(Figure dataset records)
•••

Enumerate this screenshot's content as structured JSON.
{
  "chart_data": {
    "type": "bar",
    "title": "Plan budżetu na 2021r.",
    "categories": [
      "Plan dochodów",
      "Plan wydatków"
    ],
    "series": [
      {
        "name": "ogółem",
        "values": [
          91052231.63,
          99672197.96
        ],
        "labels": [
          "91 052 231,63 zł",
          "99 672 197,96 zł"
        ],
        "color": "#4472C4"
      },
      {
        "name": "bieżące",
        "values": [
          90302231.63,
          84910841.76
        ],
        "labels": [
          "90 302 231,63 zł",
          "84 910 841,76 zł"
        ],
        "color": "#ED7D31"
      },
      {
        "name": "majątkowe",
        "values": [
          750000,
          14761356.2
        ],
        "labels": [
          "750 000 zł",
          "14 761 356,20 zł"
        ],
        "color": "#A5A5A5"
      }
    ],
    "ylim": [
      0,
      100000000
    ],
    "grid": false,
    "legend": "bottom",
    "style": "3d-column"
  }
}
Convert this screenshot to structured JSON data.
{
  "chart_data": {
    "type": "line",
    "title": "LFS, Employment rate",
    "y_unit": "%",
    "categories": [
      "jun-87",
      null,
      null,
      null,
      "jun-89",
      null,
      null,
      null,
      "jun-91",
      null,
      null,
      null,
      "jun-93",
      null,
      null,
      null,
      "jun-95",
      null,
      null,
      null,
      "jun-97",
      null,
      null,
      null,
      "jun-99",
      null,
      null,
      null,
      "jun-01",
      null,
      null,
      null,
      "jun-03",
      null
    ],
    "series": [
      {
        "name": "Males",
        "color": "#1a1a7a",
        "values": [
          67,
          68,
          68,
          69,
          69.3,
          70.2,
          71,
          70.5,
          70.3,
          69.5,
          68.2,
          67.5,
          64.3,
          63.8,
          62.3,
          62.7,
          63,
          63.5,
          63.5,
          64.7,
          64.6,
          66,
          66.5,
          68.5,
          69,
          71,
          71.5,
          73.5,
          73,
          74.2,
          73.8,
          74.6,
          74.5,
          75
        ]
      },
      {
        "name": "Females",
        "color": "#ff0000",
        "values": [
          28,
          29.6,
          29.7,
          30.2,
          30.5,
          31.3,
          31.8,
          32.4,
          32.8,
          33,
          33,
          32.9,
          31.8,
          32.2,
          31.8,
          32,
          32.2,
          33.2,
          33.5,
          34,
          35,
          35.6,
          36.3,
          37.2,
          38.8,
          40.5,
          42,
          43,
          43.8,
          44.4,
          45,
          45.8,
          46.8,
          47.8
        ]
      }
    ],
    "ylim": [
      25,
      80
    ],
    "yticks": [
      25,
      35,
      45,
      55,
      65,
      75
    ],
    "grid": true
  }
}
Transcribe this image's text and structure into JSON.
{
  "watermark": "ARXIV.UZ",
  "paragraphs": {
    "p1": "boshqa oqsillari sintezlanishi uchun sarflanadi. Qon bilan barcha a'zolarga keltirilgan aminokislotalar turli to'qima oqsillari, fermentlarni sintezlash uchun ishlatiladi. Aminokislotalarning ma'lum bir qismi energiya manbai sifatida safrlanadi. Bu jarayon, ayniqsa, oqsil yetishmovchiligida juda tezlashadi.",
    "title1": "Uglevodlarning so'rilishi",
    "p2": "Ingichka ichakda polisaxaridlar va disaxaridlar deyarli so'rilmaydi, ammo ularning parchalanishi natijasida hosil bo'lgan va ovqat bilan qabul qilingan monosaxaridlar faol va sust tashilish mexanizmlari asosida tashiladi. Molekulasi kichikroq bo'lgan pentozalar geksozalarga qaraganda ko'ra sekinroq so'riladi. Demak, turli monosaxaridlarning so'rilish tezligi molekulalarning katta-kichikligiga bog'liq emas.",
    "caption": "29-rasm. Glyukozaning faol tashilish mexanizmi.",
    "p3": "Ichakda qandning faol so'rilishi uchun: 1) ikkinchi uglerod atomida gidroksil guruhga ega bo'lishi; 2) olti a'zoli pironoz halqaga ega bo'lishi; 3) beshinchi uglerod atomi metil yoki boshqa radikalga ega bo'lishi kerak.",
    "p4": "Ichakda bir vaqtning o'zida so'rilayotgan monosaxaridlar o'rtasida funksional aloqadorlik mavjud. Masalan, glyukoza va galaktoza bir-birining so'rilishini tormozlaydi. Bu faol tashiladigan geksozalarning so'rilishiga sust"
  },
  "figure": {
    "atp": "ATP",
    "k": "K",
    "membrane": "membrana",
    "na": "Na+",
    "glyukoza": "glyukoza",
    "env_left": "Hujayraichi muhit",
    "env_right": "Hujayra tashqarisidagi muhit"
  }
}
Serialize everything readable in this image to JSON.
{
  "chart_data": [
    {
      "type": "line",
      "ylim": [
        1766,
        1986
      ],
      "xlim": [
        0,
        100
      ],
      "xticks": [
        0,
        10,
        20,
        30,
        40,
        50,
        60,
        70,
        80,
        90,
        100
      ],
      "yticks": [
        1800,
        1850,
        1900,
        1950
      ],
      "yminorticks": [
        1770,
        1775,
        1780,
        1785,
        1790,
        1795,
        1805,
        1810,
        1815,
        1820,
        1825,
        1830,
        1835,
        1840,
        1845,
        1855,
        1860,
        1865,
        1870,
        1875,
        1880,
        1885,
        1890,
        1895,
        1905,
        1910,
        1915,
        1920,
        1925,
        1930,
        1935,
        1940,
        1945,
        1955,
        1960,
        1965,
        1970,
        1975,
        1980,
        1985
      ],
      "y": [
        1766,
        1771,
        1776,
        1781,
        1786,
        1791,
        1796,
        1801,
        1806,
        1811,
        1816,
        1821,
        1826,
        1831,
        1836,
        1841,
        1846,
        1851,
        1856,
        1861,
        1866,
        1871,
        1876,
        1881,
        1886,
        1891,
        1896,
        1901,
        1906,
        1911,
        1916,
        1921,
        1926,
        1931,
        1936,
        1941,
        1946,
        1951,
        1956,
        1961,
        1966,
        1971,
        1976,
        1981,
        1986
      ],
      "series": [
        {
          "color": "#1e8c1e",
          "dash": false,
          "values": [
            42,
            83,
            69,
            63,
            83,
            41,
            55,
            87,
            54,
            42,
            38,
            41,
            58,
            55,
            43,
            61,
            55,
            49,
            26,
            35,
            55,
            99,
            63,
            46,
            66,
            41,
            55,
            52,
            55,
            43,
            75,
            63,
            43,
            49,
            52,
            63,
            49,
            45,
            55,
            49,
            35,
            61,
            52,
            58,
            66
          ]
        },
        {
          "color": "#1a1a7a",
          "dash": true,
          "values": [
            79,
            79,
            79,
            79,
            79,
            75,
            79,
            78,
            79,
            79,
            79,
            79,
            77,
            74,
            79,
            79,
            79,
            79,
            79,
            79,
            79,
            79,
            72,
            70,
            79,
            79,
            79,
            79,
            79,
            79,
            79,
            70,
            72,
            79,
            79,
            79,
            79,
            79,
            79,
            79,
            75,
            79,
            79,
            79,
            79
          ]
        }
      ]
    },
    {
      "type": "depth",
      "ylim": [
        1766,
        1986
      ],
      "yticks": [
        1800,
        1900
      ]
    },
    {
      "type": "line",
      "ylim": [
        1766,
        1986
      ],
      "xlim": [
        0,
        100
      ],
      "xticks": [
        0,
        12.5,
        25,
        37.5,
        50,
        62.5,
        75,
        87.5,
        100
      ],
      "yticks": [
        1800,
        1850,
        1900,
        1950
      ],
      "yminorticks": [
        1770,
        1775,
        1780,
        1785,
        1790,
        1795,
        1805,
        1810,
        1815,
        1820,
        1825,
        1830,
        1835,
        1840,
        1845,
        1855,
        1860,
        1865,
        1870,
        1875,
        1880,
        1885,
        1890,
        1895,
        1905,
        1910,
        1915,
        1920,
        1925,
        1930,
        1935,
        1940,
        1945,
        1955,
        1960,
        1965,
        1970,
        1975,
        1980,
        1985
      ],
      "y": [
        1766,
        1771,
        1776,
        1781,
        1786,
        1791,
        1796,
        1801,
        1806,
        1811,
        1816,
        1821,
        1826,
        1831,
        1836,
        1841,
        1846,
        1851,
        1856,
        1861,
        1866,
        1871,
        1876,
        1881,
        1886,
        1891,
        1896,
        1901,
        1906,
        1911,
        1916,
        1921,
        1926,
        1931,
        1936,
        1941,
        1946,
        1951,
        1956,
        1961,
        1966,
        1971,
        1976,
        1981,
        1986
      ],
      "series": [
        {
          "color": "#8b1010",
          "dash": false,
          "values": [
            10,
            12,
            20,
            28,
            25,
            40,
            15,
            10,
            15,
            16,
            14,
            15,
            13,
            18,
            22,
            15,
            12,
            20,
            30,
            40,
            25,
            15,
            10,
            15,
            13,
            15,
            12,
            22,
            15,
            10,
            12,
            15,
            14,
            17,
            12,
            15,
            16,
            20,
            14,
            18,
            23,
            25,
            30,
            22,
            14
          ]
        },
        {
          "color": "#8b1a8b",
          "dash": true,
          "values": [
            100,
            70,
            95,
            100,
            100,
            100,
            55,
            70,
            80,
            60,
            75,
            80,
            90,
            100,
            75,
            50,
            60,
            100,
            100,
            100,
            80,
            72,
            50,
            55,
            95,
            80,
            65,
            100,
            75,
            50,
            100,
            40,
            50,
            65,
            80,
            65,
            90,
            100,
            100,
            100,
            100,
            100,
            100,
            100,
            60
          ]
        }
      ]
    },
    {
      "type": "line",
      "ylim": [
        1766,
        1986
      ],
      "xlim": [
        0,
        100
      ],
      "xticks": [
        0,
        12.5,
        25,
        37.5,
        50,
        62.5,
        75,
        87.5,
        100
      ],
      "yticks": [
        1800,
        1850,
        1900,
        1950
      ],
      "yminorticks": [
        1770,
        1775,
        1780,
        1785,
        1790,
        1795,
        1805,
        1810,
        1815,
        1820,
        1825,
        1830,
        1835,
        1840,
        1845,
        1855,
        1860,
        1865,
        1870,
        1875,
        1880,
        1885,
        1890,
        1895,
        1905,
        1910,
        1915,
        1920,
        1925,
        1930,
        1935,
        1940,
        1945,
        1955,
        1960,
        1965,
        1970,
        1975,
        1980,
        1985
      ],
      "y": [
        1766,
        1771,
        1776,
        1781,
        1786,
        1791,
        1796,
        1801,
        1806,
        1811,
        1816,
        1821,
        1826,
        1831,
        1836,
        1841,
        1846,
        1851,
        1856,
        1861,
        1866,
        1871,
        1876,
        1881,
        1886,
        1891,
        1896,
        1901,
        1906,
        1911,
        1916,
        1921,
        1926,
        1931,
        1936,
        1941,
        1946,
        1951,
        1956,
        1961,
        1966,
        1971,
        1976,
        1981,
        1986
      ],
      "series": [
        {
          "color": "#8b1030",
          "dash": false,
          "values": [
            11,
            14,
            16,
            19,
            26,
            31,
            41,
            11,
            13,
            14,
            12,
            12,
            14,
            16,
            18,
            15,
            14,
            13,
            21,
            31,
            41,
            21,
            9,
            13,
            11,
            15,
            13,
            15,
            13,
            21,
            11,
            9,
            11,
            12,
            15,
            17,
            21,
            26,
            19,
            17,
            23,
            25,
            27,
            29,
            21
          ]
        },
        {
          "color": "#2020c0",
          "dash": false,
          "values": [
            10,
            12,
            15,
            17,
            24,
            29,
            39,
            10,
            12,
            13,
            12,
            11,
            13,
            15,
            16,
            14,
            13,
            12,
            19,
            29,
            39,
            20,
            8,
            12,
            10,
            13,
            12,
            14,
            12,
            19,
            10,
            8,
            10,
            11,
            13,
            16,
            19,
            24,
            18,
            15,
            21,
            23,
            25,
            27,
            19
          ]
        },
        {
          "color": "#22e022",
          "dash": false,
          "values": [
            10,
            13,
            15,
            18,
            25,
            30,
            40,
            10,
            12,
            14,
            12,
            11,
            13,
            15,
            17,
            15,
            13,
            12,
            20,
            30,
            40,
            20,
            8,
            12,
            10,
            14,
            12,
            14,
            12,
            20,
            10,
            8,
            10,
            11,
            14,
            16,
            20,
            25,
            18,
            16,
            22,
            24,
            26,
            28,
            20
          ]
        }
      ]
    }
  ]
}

•••

* _WHAT TO DO_:
Look through the listing above. Pick out each line with "this" and copy it.

* _SOLUTION TO THE PROBLEM_:
Enumerate this screenshot's content as structured JSON.
Convert this screenshot to structured JSON data.
Transcribe this image's text and structure into JSON.
Serialize everything readable in this image to JSON.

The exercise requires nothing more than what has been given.